» PEDIDOS:
a – Segundo o texto fornecido, que nome tem em alemão o círculo vicioso?
b – Transcreva do texto fornecido o trecho que começa em “Como impedir que” e segue até “a verdadeira liberdade.”.

» TEXTO FORNECIDO:
----------------

Como impedir que um fiel desesperado não dê tudo o que tem a um pastor mal intencionado, ou que um aluno não estude em uma universidade de péssima qualidade, se ambos – o pastor e a universidade – oferecem o paraíso aqui e agora? Basta, proporcionar a todos os cidadãos uma base sólida por meio de uma educação de excelente qualidade! É muito fácil para essas instituições falar em livre-arbítrio, em liberdade de escolha, de que elas é que foram procuradas... mas são elas que insistem em não fornecer os elementos necessários para que esse livre-arbítrio seja construído. Muito pelo contrário: onde estão os excelentes cursos de licenciatura? E lá se tem o maldito círculo vicioso, que em alemão tem o sugestivo nome de “Teufelkreis” (círculo do diabo, em tradução livre!), cerceando a clareza e a verdadeira liberdade.
Um exemplo? O fato ocorrido em uma universidade curral, em que uma aluna foi execrada por colegas dentro de um de seus vários “campi” e por isso, simplesmente, expulsa de seus quadros. O pior é que a tal universidade ainda vem a público, depois de um fato horripilante e visto por todo o mundo, fazer-se séria e dizer que, tal retaliação foi devida à atitude da aluna, já que “educação se faz com atitude, não com complacência”. (Atitude? Complacência? Seriam esses termos bem empregados?) Vale salientar que, na entrada desse tipo de instituição, há catracas e seguranças que verificam a entrada de alunos e professores. Se um aluno estiver violando alguma norma interna da instituição, é obrigação de sua segurança interna barrar o mesmo, encaminhando-o aos órgãos internos competentes. Agora, permitir o contrário, permitir a execração pública, como se verificou, foi um ato de descaso total, uma atitude de falta de complacência.
Em um espaço em que não se busca a excelência, a pesquisa, a competência de seu corpo docente, mas o nivelamente baixo do curral, a inexistência de uma estrutura digna e a utilização de professores não-doutores e mestres para ministrar aulas (ou que não percebam como tal), que se pode esperar de uma instituição assim? Muito pouco ou quase nada. A permissividade já faz parte dessa estrutura, quando se vê que, nos cursos noturnos, ao invés de quatro aulas, há três; ao invés de um intervalo de quinze minutos (mais do que suficiente para adultos), observa-se um de mais de trinta minutos! O que os alunos fazem nesse tempo? Vão ao boteco, cantam um sambinha, paqueram garotas de minissaia vermelha, amarela, preta... e a tal universidade tem coragem de vir a público e falar em “responsabilidade social?” Ou dizer que seus “alunos foram aviltados”? Quem está aviltando quem?

----------------

» MATERIAL FORNECIDO:

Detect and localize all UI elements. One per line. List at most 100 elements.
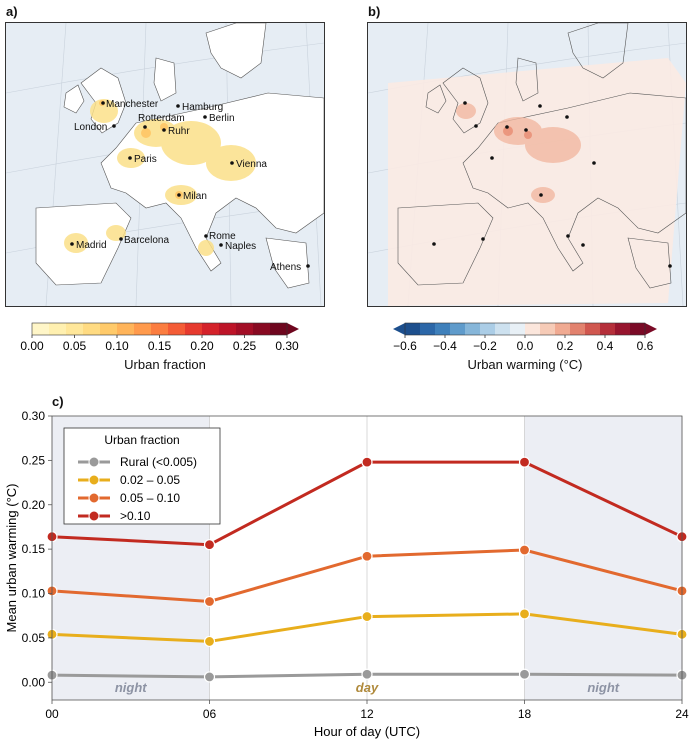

----------------

» RESPOSTAS POR TAREFA:
a – “Teufelkreis”

b –
Como impedir que um fiel desesperado não dê tudo o que tem a um pastor mal intencionado, ou que um aluno não estude em uma universidade de péssima qualidade, se ambos – o pastor e a universidade – oferecem o paraíso aqui e agora? Basta, proporcionar a todos os cidadãos uma base sólida por meio de uma educação de excelente qualidade! É muito fácil para essas instituições falar em livre-arbítrio, em liberdade de escolha, de que elas é que foram procuradas... mas são elas que insistem em não fornecer os elementos necessários para que esse livre-arbítrio seja construído. Muito pelo contrário: onde estão os excelentes cursos de licenciatura? E lá se tem o maldito círculo vicioso, que em alemão tem o sugestivo nome de “Teufelkreis” (círculo do diabo, em tradução livre!), cerceando a clareza e a verdadeira liberdade.